▶ _OBJECTIVE_
Reproduce all of the rows below line for line, changing nothing.

[Spatial layout data]
++++++++++++++++++++
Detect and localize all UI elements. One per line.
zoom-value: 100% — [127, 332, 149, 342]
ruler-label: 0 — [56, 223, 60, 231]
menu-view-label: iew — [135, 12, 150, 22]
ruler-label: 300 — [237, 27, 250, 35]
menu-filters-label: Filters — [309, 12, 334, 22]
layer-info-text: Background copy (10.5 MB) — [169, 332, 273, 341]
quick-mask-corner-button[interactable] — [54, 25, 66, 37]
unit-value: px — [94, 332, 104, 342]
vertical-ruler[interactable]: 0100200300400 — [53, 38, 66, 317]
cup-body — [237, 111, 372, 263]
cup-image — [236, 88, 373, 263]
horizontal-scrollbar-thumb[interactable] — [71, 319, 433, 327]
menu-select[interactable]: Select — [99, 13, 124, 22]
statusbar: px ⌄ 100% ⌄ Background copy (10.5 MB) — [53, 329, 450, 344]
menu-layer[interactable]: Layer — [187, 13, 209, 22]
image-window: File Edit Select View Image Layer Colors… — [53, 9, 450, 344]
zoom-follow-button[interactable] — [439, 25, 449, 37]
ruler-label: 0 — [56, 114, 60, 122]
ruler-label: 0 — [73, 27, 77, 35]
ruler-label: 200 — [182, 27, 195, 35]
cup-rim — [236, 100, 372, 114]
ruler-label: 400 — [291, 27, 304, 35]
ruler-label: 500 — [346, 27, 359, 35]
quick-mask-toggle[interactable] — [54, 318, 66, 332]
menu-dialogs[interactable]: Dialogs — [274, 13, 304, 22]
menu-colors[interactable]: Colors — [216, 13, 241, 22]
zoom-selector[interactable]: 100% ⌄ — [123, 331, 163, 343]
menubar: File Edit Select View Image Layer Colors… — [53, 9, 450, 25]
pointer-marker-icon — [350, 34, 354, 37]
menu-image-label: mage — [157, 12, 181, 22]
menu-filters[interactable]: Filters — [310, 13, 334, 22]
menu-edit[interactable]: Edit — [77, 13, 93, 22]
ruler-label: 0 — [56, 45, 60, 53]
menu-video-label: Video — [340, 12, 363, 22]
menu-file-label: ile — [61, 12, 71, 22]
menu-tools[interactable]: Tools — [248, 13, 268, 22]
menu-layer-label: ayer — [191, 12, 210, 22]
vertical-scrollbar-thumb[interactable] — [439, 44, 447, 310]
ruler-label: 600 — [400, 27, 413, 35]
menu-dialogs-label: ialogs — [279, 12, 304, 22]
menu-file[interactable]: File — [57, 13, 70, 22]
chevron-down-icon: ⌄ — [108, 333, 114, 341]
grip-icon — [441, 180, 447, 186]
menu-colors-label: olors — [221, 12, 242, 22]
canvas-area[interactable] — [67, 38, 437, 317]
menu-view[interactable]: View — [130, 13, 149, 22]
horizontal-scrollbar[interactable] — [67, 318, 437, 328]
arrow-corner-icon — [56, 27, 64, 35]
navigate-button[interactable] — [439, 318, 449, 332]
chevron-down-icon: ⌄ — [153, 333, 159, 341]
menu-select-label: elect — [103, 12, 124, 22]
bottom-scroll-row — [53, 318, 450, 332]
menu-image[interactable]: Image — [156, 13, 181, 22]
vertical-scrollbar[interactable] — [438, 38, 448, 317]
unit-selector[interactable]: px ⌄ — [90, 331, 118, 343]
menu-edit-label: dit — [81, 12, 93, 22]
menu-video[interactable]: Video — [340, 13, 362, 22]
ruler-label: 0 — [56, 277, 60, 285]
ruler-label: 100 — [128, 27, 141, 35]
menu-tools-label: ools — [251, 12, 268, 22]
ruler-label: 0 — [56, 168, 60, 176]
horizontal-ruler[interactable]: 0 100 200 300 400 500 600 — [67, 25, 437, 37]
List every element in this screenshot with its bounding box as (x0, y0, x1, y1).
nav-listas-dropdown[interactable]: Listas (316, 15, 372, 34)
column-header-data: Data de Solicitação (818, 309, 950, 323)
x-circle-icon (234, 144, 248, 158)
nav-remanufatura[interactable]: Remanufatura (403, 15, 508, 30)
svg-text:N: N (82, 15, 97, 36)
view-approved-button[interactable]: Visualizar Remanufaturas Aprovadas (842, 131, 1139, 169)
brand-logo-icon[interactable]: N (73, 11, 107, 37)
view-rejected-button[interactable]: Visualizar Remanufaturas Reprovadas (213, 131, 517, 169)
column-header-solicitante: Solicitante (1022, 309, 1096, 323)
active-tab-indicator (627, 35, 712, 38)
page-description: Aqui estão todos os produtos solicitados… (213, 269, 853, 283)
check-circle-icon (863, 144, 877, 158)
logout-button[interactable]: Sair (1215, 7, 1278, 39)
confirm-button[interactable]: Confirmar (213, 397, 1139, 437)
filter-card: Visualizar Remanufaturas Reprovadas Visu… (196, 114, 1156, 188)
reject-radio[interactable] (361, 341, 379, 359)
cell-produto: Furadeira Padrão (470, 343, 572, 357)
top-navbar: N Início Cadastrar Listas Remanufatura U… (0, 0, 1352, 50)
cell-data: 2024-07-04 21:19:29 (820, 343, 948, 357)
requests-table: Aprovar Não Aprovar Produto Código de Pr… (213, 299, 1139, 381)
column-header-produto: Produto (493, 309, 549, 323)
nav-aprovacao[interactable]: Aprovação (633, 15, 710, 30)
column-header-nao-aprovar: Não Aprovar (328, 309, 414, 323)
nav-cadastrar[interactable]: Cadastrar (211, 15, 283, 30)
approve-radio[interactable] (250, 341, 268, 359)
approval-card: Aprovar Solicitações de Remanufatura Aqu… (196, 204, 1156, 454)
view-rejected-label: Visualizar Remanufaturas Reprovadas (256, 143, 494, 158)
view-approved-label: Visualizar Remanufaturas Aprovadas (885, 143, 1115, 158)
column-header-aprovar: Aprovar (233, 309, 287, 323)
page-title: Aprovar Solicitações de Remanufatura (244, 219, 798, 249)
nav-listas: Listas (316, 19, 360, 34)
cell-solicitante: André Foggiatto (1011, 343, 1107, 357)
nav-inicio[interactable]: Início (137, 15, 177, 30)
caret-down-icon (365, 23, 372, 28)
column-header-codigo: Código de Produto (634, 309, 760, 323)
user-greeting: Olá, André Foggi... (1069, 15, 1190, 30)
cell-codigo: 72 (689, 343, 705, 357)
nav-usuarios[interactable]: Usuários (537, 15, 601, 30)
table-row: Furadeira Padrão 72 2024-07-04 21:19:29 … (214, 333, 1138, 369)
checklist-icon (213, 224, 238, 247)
++++++++++++++++++++
▶ _TASK OUTPUT_
Detect and localize all UI elements. One per line.
zoom-value: 100% — [127, 332, 149, 342]
ruler-label: 0 — [56, 223, 60, 231]
menu-view-label: iew — [135, 12, 150, 22]
ruler-label: 300 — [237, 27, 250, 35]
menu-filters-label: Filters — [309, 12, 334, 22]
layer-info-text: Background copy (10.5 MB) — [169, 332, 273, 341]
quick-mask-corner-button[interactable] — [54, 25, 66, 37]
unit-value: px — [94, 332, 104, 342]
vertical-ruler[interactable]: 0100200300400 — [53, 38, 66, 317]
cup-body — [237, 111, 372, 263]
cup-image — [236, 88, 373, 263]
horizontal-scrollbar-thumb[interactable] — [71, 319, 433, 327]
menu-select[interactable]: Select — [99, 13, 124, 22]
statusbar: px ⌄ 100% ⌄ Background copy (10.5 MB) — [53, 329, 450, 344]
menu-layer[interactable]: Layer — [187, 13, 209, 22]
image-window: File Edit Select View Image Layer Colors… — [53, 9, 450, 344]
zoom-follow-button[interactable] — [439, 25, 449, 37]
ruler-label: 0 — [56, 114, 60, 122]
ruler-label: 0 — [73, 27, 77, 35]
ruler-label: 200 — [182, 27, 195, 35]
cup-rim — [236, 100, 372, 114]
ruler-label: 400 — [291, 27, 304, 35]
ruler-label: 500 — [346, 27, 359, 35]
quick-mask-toggle[interactable] — [54, 318, 66, 332]
menu-dialogs[interactable]: Dialogs — [274, 13, 304, 22]
menu-colors[interactable]: Colors — [216, 13, 241, 22]
zoom-selector[interactable]: 100% ⌄ — [123, 331, 163, 343]
menubar: File Edit Select View Image Layer Colors… — [53, 9, 450, 25]
pointer-marker-icon — [350, 34, 354, 37]
menu-image-label: mage — [157, 12, 181, 22]
menu-filters[interactable]: Filters — [310, 13, 334, 22]
menu-edit[interactable]: Edit — [77, 13, 93, 22]
ruler-label: 0 — [56, 45, 60, 53]
menu-video-label: Video — [340, 12, 363, 22]
menu-file-label: ile — [61, 12, 71, 22]
menu-tools[interactable]: Tools — [248, 13, 268, 22]
menu-layer-label: ayer — [191, 12, 210, 22]
vertical-scrollbar-thumb[interactable] — [439, 44, 447, 310]
ruler-label: 600 — [400, 27, 413, 35]
menu-dialogs-label: ialogs — [279, 12, 304, 22]
menu-file[interactable]: File — [57, 13, 70, 22]
chevron-down-icon: ⌄ — [108, 333, 114, 341]
grip-icon — [441, 180, 447, 186]
menu-colors-label: olors — [221, 12, 242, 22]
canvas-area[interactable] — [67, 38, 437, 317]
menu-view[interactable]: View — [130, 13, 149, 22]
horizontal-scrollbar[interactable] — [67, 318, 437, 328]
arrow-corner-icon — [56, 27, 64, 35]
navigate-button[interactable] — [439, 318, 449, 332]
chevron-down-icon: ⌄ — [153, 333, 159, 341]
menu-select-label: elect — [103, 12, 124, 22]
bottom-scroll-row — [53, 318, 450, 332]
menu-image[interactable]: Image — [156, 13, 181, 22]
vertical-scrollbar[interactable] — [438, 38, 448, 317]
unit-selector[interactable]: px ⌄ — [90, 331, 118, 343]
menu-edit-label: dit — [81, 12, 93, 22]
menu-video[interactable]: Video — [340, 13, 362, 22]
ruler-label: 0 — [56, 277, 60, 285]
ruler-label: 100 — [128, 27, 141, 35]
menu-tools-label: ools — [251, 12, 268, 22]
ruler-label: 0 — [56, 168, 60, 176]
horizontal-ruler[interactable]: 0 100 200 300 400 500 600 — [67, 25, 437, 37]
List every element in this screenshot with its bounding box as (x0, y0, x1, y1).
nav-listas-dropdown[interactable]: Listas (316, 15, 372, 34)
column-header-data: Data de Solicitação (818, 309, 950, 323)
x-circle-icon (234, 144, 248, 158)
nav-remanufatura[interactable]: Remanufatura (403, 15, 508, 30)
svg-text:N: N (82, 15, 97, 36)
view-approved-button[interactable]: Visualizar Remanufaturas Aprovadas (842, 131, 1139, 169)
brand-logo-icon[interactable]: N (73, 11, 107, 37)
view-rejected-button[interactable]: Visualizar Remanufaturas Reprovadas (213, 131, 517, 169)
column-header-solicitante: Solicitante (1022, 309, 1096, 323)
active-tab-indicator (627, 35, 712, 38)
page-description: Aqui estão todos os produtos solicitados… (213, 269, 853, 283)
check-circle-icon (863, 144, 877, 158)
logout-button[interactable]: Sair (1215, 7, 1278, 39)
confirm-button[interactable]: Confirmar (213, 397, 1139, 437)
filter-card: Visualizar Remanufaturas Reprovadas Visu… (196, 114, 1156, 188)
reject-radio[interactable] (361, 341, 379, 359)
cell-produto: Furadeira Padrão (470, 343, 572, 357)
top-navbar: N Início Cadastrar Listas Remanufatura U… (0, 0, 1352, 50)
cell-data: 2024-07-04 21:19:29 (820, 343, 948, 357)
requests-table: Aprovar Não Aprovar Produto Código de Pr… (213, 299, 1139, 381)
column-header-produto: Produto (493, 309, 549, 323)
nav-aprovacao[interactable]: Aprovação (633, 15, 710, 30)
column-header-nao-aprovar: Não Aprovar (328, 309, 414, 323)
nav-cadastrar[interactable]: Cadastrar (211, 15, 283, 30)
approve-radio[interactable] (250, 341, 268, 359)
approval-card: Aprovar Solicitações de Remanufatura Aqu… (196, 204, 1156, 454)
view-rejected-label: Visualizar Remanufaturas Reprovadas (256, 143, 494, 158)
view-approved-label: Visualizar Remanufaturas Aprovadas (885, 143, 1115, 158)
column-header-aprovar: Aprovar (233, 309, 287, 323)
page-title: Aprovar Solicitações de Remanufatura (244, 219, 798, 249)
nav-listas: Listas (316, 19, 360, 34)
cell-solicitante: André Foggiatto (1011, 343, 1107, 357)
nav-inicio[interactable]: Início (137, 15, 177, 30)
caret-down-icon (365, 23, 372, 28)
column-header-codigo: Código de Produto (634, 309, 760, 323)
user-greeting: Olá, André Foggi... (1069, 15, 1190, 30)
cell-codigo: 72 (689, 343, 705, 357)
nav-usuarios[interactable]: Usuários (537, 15, 601, 30)
table-row: Furadeira Padrão 72 2024-07-04 21:19:29 … (214, 333, 1138, 369)
checklist-icon (213, 224, 238, 247)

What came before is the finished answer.